▸ **Task input**:
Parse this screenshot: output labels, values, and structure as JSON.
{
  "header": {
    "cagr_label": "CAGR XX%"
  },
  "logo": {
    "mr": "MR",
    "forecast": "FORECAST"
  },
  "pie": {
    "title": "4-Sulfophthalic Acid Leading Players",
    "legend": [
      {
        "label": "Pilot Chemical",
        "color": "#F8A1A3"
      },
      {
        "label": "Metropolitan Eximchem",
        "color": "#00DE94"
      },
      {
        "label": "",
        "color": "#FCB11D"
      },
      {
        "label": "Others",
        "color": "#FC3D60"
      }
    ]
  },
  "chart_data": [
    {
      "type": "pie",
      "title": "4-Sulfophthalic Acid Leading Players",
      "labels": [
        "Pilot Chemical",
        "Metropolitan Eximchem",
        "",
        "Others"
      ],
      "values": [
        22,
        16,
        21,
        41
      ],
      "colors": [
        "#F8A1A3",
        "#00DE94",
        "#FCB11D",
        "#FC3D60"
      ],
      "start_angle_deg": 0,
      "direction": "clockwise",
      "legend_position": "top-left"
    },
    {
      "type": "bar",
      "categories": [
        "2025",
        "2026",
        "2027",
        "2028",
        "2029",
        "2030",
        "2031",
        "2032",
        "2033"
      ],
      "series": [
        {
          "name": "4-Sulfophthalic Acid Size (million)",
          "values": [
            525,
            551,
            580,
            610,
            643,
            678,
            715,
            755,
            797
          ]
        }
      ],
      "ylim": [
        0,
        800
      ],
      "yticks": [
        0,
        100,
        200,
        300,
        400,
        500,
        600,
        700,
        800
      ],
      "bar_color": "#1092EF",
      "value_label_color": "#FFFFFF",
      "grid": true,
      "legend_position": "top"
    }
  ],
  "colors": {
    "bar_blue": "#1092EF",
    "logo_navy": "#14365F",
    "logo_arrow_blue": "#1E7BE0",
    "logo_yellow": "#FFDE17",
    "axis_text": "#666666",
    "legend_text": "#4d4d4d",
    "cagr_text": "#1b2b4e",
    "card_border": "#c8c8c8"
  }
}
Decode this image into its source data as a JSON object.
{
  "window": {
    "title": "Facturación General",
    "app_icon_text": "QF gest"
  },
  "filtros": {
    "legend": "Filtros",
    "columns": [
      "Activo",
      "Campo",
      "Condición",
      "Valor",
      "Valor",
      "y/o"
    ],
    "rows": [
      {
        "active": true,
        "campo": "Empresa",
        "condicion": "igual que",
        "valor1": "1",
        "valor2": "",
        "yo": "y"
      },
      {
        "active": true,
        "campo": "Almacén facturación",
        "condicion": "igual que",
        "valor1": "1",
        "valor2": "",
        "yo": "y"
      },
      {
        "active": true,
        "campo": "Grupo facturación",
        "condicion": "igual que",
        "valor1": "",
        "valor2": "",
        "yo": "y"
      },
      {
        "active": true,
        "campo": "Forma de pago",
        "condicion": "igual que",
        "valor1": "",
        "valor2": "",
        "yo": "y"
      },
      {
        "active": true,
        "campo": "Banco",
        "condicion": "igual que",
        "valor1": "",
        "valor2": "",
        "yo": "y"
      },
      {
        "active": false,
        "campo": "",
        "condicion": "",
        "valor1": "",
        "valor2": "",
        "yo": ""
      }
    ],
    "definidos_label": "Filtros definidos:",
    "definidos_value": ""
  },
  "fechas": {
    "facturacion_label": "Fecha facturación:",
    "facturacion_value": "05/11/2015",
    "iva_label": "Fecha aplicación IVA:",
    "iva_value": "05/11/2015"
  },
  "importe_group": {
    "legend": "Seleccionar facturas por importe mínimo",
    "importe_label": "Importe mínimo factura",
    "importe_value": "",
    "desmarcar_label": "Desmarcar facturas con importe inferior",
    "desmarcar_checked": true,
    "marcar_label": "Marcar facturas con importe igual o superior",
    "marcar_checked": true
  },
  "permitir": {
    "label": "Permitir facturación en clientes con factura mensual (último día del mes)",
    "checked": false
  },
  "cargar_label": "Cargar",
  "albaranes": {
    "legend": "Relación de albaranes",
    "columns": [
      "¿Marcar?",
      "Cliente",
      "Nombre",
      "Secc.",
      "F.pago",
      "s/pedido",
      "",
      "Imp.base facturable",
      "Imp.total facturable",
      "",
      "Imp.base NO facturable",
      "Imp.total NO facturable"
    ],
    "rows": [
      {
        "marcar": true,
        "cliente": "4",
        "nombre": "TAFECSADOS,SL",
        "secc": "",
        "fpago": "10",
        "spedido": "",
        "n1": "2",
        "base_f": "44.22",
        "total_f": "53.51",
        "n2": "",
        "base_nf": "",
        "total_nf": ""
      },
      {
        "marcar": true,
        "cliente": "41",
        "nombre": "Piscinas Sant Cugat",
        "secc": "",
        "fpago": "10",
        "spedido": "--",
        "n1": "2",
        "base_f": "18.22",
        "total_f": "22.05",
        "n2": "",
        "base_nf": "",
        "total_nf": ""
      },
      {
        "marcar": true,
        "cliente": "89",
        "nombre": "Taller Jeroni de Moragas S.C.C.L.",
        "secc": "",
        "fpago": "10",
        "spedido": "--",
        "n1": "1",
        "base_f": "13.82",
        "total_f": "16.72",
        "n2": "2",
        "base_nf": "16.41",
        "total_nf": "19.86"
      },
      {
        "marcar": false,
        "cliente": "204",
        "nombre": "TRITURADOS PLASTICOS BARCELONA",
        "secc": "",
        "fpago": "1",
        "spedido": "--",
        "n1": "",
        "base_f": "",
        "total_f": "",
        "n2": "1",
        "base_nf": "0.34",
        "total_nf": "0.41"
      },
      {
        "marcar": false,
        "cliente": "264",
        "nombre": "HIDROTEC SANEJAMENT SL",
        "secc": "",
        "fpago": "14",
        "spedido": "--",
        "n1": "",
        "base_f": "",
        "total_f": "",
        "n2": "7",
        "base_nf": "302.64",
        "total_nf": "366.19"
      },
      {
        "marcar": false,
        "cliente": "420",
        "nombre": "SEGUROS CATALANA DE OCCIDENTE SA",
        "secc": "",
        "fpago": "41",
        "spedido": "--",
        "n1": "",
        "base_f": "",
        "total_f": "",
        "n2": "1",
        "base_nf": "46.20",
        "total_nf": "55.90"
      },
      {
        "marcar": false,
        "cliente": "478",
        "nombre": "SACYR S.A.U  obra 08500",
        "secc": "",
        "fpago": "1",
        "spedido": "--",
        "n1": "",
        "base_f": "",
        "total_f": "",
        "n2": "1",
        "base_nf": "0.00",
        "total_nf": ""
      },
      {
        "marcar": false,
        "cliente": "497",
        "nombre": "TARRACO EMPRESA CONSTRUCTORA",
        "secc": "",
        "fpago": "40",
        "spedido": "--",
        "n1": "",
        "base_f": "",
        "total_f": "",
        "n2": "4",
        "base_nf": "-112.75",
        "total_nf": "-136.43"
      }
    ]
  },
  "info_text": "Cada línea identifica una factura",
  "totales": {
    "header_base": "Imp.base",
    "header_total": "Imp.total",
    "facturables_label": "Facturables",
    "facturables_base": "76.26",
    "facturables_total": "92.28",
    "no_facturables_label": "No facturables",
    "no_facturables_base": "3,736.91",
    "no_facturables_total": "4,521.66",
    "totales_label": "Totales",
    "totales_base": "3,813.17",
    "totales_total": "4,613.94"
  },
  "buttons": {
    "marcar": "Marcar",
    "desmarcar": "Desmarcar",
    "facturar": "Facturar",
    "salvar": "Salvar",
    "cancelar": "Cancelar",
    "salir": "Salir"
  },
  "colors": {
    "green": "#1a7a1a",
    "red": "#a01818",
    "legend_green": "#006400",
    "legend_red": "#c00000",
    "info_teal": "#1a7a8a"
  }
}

▸ **What to work on**: Please reproduce each record precisely as written.

▸ **The solution**:
Parse this screenshot: output labels, values, and structure as JSON.
{
  "header": {
    "cagr_label": "CAGR XX%"
  },
  "logo": {
    "mr": "MR",
    "forecast": "FORECAST"
  },
  "pie": {
    "title": "4-Sulfophthalic Acid Leading Players",
    "legend": [
      {
        "label": "Pilot Chemical",
        "color": "#F8A1A3"
      },
      {
        "label": "Metropolitan Eximchem",
        "color": "#00DE94"
      },
      {
        "label": "",
        "color": "#FCB11D"
      },
      {
        "label": "Others",
        "color": "#FC3D60"
      }
    ]
  },
  "chart_data": [
    {
      "type": "pie",
      "title": "4-Sulfophthalic Acid Leading Players",
      "labels": [
        "Pilot Chemical",
        "Metropolitan Eximchem",
        "",
        "Others"
      ],
      "values": [
        22,
        16,
        21,
        41
      ],
      "colors": [
        "#F8A1A3",
        "#00DE94",
        "#FCB11D",
        "#FC3D60"
      ],
      "start_angle_deg": 0,
      "direction": "clockwise",
      "legend_position": "top-left"
    },
    {
      "type": "bar",
      "categories": [
        "2025",
        "2026",
        "2027",
        "2028",
        "2029",
        "2030",
        "2031",
        "2032",
        "2033"
      ],
      "series": [
        {
          "name": "4-Sulfophthalic Acid Size (million)",
          "values": [
            525,
            551,
            580,
            610,
            643,
            678,
            715,
            755,
            797
          ]
        }
      ],
      "ylim": [
        0,
        800
      ],
      "yticks": [
        0,
        100,
        200,
        300,
        400,
        500,
        600,
        700,
        800
      ],
      "bar_color": "#1092EF",
      "value_label_color": "#FFFFFF",
      "grid": true,
      "legend_position": "top"
    }
  ],
  "colors": {
    "bar_blue": "#1092EF",
    "logo_navy": "#14365F",
    "logo_arrow_blue": "#1E7BE0",
    "logo_yellow": "#FFDE17",
    "axis_text": "#666666",
    "legend_text": "#4d4d4d",
    "cagr_text": "#1b2b4e",
    "card_border": "#c8c8c8"
  }
}
Decode this image into its source data as a JSON object.
{
  "window": {
    "title": "Facturación General",
    "app_icon_text": "QF gest"
  },
  "filtros": {
    "legend": "Filtros",
    "columns": [
      "Activo",
      "Campo",
      "Condición",
      "Valor",
      "Valor",
      "y/o"
    ],
    "rows": [
      {
        "active": true,
        "campo": "Empresa",
        "condicion": "igual que",
        "valor1": "1",
        "valor2": "",
        "yo": "y"
      },
      {
        "active": true,
        "campo": "Almacén facturación",
        "condicion": "igual que",
        "valor1": "1",
        "valor2": "",
        "yo": "y"
      },
      {
        "active": true,
        "campo": "Grupo facturación",
        "condicion": "igual que",
        "valor1": "",
        "valor2": "",
        "yo": "y"
      },
      {
        "active": true,
        "campo": "Forma de pago",
        "condicion": "igual que",
        "valor1": "",
        "valor2": "",
        "yo": "y"
      },
      {
        "active": true,
        "campo": "Banco",
        "condicion": "igual que",
        "valor1": "",
        "valor2": "",
        "yo": "y"
      },
      {
        "active": false,
        "campo": "",
        "condicion": "",
        "valor1": "",
        "valor2": "",
        "yo": ""
      }
    ],
    "definidos_label": "Filtros definidos:",
    "definidos_value": ""
  },
  "fechas": {
    "facturacion_label": "Fecha facturación:",
    "facturacion_value": "05/11/2015",
    "iva_label": "Fecha aplicación IVA:",
    "iva_value": "05/11/2015"
  },
  "importe_group": {
    "legend": "Seleccionar facturas por importe mínimo",
    "importe_label": "Importe mínimo factura",
    "importe_value": "",
    "desmarcar_label": "Desmarcar facturas con importe inferior",
    "desmarcar_checked": true,
    "marcar_label": "Marcar facturas con importe igual o superior",
    "marcar_checked": true
  },
  "permitir": {
    "label": "Permitir facturación en clientes con factura mensual (último día del mes)",
    "checked": false
  },
  "cargar_label": "Cargar",
  "albaranes": {
    "legend": "Relación de albaranes",
    "columns": [
      "¿Marcar?",
      "Cliente",
      "Nombre",
      "Secc.",
      "F.pago",
      "s/pedido",
      "",
      "Imp.base facturable",
      "Imp.total facturable",
      "",
      "Imp.base NO facturable",
      "Imp.total NO facturable"
    ],
    "rows": [
      {
        "marcar": true,
        "cliente": "4",
        "nombre": "TAFECSADOS,SL",
        "secc": "",
        "fpago": "10",
        "spedido": "",
        "n1": "2",
        "base_f": "44.22",
        "total_f": "53.51",
        "n2": "",
        "base_nf": "",
        "total_nf": ""
      },
      {
        "marcar": true,
        "cliente": "41",
        "nombre": "Piscinas Sant Cugat",
        "secc": "",
        "fpago": "10",
        "spedido": "--",
        "n1": "2",
        "base_f": "18.22",
        "total_f": "22.05",
        "n2": "",
        "base_nf": "",
        "total_nf": ""
      },
      {
        "marcar": true,
        "cliente": "89",
        "nombre": "Taller Jeroni de Moragas S.C.C.L.",
        "secc": "",
        "fpago": "10",
        "spedido": "--",
        "n1": "1",
        "base_f": "13.82",
        "total_f": "16.72",
        "n2": "2",
        "base_nf": "16.41",
        "total_nf": "19.86"
      },
      {
        "marcar": false,
        "cliente": "204",
        "nombre": "TRITURADOS PLASTICOS BARCELONA",
        "secc": "",
        "fpago": "1",
        "spedido": "--",
        "n1": "",
        "base_f": "",
        "total_f": "",
        "n2": "1",
        "base_nf": "0.34",
        "total_nf": "0.41"
      },
      {
        "marcar": false,
        "cliente": "264",
        "nombre": "HIDROTEC SANEJAMENT SL",
        "secc": "",
        "fpago": "14",
        "spedido": "--",
        "n1": "",
        "base_f": "",
        "total_f": "",
        "n2": "7",
        "base_nf": "302.64",
        "total_nf": "366.19"
      },
      {
        "marcar": false,
        "cliente": "420",
        "nombre": "SEGUROS CATALANA DE OCCIDENTE SA",
        "secc": "",
        "fpago": "41",
        "spedido": "--",
        "n1": "",
        "base_f": "",
        "total_f": "",
        "n2": "1",
        "base_nf": "46.20",
        "total_nf": "55.90"
      },
      {
        "marcar": false,
        "cliente": "478",
        "nombre": "SACYR S.A.U  obra 08500",
        "secc": "",
        "fpago": "1",
        "spedido": "--",
        "n1": "",
        "base_f": "",
        "total_f": "",
        "n2": "1",
        "base_nf": "0.00",
        "total_nf": ""
      },
      {
        "marcar": false,
        "cliente": "497",
        "nombre": "TARRACO EMPRESA CONSTRUCTORA",
        "secc": "",
        "fpago": "40",
        "spedido": "--",
        "n1": "",
        "base_f": "",
        "total_f": "",
        "n2": "4",
        "base_nf": "-112.75",
        "total_nf": "-136.43"
      }
    ]
  },
  "info_text": "Cada línea identifica una factura",
  "totales": {
    "header_base": "Imp.base",
    "header_total": "Imp.total",
    "facturables_label": "Facturables",
    "facturables_base": "76.26",
    "facturables_total": "92.28",
    "no_facturables_label": "No facturables",
    "no_facturables_base": "3,736.91",
    "no_facturables_total": "4,521.66",
    "totales_label": "Totales",
    "totales_base": "3,813.17",
    "totales_total": "4,613.94"
  },
  "buttons": {
    "marcar": "Marcar",
    "desmarcar": "Desmarcar",
    "facturar": "Facturar",
    "salvar": "Salvar",
    "cancelar": "Cancelar",
    "salir": "Salir"
  },
  "colors": {
    "green": "#1a7a1a",
    "red": "#a01818",
    "legend_green": "#006400",
    "legend_red": "#c00000",
    "info_teal": "#1a7a8a"
  }
}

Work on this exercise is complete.